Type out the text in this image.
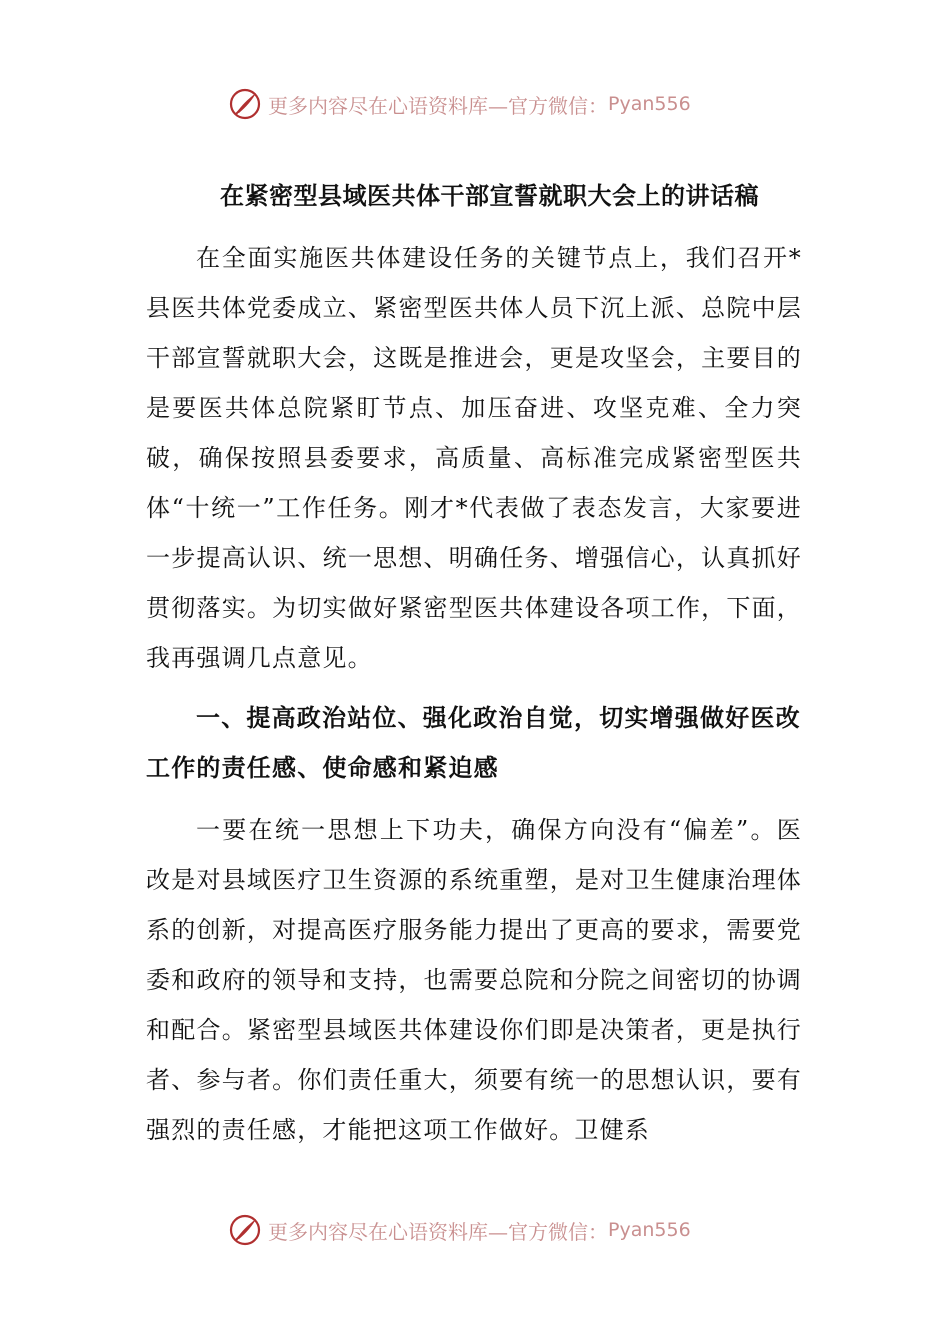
更多内容尽在心语资料库—官方微信： Pyan556
在紧密型县域医共体干部宣誓就职大会上的讲话稿

在全面实施医共体建设任务的关键节点上，我们召开*县医共体党委成立、紧密型医共体人员下沉上派、总院中层干部宣誓就职大会，这既是推进会，更是攻坚会，主要目的是要医共体总院紧盯节点、加压奋进、攻坚克难、全力突破，确保按照县委要求，高质量、高标准完成紧密型医共体“十统一”工作任务。刚才*代表做了表态发言，大家要进一步提高认识、统一思想、明确任务、增强信心，认真抓好贯彻落实。为切实做好紧密型医共体建设各项工作，下面，我再强调几点意见。

一、提高政治站位、强化政治自觉，切实增强做好医改工作的责任感、使命感和紧迫感

一要在统一思想上下功夫，确保方向没有“偏差”。医改是对县域医疗卫生资源的系统重塑，是对卫生健康治理体系的创新，对提高医疗服务能力提出了更高的要求，需要党委和政府的领导和支持，也需要总院和分院之间密切的协调和配合。紧密型县域医共体建设你们即是决策者，更是执行者、参与者。你们责任重大，须要有统一的思想认识，要有强烈的责任感，才能把这项工作做好。卫健系

更多内容尽在心语资料库—官方微信： Pyan556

## EXERCISE AIM
The pictures should not be reproduced; quote all of the other material exactly.

## RESULT OF THIS EXERCISE
Type out the text in this image.
更多内容尽在心语资料库—官方微信： Pyan556
在紧密型县域医共体干部宣誓就职大会上的讲话稿

在全面实施医共体建设任务的关键节点上，我们召开*县医共体党委成立、紧密型医共体人员下沉上派、总院中层干部宣誓就职大会，这既是推进会，更是攻坚会，主要目的是要医共体总院紧盯节点、加压奋进、攻坚克难、全力突破，确保按照县委要求，高质量、高标准完成紧密型医共体“十统一”工作任务。刚才*代表做了表态发言，大家要进一步提高认识、统一思想、明确任务、增强信心，认真抓好贯彻落实。为切实做好紧密型医共体建设各项工作，下面，我再强调几点意见。

一、提高政治站位、强化政治自觉，切实增强做好医改工作的责任感、使命感和紧迫感

一要在统一思想上下功夫，确保方向没有“偏差”。医改是对县域医疗卫生资源的系统重塑，是对卫生健康治理体系的创新，对提高医疗服务能力提出了更高的要求，需要党委和政府的领导和支持，也需要总院和分院之间密切的协调和配合。紧密型县域医共体建设你们即是决策者，更是执行者、参与者。你们责任重大，须要有统一的思想认识，要有强烈的责任感，才能把这项工作做好。卫健系

更多内容尽在心语资料库—官方微信： Pyan556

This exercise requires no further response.